§ DIRECTIVE
Identify each line below that contains the word "根据材料一", and copy it out.
═════ DATA SUPPLIED ═════
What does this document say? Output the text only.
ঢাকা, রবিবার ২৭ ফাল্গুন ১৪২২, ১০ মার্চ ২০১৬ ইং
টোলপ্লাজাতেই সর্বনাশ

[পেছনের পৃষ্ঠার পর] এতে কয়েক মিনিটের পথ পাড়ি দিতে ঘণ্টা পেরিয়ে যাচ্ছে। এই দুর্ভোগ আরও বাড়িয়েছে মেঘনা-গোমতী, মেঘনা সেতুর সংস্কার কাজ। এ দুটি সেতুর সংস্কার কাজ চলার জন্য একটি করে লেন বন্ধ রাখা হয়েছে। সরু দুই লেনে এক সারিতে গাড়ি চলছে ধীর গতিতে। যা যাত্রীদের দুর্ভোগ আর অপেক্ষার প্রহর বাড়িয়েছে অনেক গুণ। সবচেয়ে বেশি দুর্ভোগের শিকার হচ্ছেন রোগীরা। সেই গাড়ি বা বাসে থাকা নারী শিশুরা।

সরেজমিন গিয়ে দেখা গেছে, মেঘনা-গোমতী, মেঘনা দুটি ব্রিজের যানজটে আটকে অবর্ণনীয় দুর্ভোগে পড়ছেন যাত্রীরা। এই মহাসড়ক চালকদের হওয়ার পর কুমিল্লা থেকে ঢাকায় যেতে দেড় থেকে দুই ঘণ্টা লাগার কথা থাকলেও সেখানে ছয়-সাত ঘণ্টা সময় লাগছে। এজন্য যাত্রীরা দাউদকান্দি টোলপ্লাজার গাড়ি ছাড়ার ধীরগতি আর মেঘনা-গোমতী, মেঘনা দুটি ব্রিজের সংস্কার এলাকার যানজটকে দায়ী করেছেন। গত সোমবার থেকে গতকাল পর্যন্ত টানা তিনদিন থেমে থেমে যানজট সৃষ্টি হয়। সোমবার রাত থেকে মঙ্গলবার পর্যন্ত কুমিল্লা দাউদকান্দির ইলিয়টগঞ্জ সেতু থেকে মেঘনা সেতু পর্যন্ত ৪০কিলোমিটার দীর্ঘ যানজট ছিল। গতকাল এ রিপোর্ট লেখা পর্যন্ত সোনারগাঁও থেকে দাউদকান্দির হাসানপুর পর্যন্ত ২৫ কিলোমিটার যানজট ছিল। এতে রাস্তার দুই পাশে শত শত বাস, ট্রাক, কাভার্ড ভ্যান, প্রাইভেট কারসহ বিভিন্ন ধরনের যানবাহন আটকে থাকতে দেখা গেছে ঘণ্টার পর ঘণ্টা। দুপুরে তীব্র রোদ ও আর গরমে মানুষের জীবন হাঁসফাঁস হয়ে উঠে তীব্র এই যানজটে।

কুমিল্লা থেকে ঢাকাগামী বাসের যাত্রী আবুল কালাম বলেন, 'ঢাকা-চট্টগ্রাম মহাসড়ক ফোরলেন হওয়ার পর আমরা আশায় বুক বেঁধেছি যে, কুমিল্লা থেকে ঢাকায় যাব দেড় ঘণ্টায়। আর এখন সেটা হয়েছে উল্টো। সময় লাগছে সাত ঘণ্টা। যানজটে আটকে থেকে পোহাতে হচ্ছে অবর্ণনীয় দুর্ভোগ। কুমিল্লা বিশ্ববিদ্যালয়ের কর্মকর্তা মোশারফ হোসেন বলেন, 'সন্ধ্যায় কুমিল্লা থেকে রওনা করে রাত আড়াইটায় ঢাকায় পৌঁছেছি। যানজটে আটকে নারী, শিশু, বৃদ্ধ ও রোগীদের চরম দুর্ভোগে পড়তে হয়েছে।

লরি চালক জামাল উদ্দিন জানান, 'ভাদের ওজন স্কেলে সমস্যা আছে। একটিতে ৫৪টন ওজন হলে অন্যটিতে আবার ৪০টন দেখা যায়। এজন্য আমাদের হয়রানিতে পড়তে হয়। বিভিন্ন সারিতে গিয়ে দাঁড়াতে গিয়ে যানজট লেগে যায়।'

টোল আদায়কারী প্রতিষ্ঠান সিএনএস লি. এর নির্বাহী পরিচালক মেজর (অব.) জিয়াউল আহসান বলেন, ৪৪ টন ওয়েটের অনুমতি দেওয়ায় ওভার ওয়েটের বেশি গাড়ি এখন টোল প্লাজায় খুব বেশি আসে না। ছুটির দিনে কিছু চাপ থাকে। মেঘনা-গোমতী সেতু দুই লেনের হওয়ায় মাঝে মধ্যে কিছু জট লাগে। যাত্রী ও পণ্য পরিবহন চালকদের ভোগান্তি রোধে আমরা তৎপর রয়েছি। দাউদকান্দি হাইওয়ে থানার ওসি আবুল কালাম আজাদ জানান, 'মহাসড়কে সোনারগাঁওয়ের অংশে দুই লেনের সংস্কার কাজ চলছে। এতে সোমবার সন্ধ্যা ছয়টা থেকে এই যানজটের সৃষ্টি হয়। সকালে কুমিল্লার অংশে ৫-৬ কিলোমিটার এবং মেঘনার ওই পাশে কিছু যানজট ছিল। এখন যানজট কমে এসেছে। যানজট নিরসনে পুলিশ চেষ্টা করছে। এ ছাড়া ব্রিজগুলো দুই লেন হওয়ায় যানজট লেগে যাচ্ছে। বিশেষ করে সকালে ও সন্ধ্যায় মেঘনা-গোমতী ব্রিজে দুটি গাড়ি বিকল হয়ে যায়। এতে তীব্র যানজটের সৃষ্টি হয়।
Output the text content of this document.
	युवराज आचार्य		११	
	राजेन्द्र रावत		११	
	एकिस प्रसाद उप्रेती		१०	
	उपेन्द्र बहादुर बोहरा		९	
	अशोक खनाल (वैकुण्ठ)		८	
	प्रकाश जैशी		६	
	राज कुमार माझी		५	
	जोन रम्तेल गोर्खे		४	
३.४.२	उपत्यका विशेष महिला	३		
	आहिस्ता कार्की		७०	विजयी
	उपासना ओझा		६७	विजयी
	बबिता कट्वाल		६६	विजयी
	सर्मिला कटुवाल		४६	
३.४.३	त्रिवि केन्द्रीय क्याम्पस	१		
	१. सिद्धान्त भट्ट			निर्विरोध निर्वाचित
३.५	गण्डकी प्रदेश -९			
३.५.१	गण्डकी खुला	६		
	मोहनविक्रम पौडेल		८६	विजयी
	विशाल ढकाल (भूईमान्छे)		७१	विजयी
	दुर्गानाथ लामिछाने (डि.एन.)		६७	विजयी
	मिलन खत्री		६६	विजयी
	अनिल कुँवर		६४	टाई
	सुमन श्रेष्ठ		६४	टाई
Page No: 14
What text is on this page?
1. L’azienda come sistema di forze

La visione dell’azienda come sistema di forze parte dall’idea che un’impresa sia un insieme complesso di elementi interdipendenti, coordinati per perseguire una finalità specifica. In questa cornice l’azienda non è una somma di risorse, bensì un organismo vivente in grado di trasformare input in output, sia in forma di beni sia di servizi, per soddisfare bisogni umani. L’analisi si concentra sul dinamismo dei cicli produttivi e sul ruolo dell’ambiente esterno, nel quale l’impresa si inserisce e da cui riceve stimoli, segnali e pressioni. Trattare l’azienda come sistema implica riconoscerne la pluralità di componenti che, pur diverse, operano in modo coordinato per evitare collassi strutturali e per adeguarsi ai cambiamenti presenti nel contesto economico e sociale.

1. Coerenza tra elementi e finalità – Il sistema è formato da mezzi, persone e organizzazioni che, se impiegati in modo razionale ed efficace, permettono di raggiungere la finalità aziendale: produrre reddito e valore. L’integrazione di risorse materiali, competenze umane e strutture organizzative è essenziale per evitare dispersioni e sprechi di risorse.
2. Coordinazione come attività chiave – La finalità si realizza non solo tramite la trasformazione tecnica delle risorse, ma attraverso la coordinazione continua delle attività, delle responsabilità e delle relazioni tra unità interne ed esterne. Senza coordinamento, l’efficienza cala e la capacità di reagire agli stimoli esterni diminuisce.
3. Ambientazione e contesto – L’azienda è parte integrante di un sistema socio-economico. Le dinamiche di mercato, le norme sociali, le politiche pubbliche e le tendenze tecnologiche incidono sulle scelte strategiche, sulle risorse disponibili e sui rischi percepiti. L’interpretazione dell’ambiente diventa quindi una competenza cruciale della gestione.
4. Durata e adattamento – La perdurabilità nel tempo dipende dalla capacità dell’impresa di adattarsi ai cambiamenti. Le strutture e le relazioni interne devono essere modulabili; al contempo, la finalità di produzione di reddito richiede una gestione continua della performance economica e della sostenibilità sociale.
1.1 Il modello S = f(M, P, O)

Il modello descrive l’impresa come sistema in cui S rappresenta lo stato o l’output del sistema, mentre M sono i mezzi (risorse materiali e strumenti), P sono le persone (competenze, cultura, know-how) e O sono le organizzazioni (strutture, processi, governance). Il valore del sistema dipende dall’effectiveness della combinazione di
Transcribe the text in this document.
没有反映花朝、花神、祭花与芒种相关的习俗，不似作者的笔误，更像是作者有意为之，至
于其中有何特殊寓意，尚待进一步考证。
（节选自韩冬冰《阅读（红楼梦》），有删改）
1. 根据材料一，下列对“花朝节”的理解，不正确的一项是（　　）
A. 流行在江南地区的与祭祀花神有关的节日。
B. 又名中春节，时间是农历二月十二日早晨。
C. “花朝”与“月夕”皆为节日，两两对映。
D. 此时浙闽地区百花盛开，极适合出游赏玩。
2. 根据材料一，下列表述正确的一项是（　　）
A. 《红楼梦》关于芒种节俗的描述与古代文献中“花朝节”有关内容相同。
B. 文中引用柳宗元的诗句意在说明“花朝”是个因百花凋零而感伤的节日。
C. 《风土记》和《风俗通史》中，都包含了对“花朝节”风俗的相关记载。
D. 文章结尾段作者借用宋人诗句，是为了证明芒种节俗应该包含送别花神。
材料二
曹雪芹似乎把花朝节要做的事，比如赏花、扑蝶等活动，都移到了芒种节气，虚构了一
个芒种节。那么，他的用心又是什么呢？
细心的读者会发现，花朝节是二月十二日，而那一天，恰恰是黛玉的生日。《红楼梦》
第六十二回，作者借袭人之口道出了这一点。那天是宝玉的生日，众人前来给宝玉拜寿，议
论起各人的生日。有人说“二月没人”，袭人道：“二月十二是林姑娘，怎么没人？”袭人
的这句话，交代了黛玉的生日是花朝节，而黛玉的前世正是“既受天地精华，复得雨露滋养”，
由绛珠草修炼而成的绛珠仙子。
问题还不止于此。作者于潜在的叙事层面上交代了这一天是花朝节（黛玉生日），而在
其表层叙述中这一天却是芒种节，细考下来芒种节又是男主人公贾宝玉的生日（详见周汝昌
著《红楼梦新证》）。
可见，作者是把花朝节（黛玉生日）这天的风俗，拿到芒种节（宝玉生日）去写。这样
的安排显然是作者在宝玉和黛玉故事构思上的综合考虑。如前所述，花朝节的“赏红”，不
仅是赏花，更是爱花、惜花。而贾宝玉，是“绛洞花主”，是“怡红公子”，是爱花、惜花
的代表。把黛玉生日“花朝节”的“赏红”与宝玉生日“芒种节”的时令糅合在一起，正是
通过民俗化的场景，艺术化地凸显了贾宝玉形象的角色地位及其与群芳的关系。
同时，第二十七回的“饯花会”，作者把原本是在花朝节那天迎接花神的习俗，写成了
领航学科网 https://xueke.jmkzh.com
═════
§ OUTPUT FOR THIS EXERCISE
1. 根据材料一，下列对“花朝节”的理解，不正确的一项是（　　）
2. 根据材料一，下列表述正确的一项是（　　）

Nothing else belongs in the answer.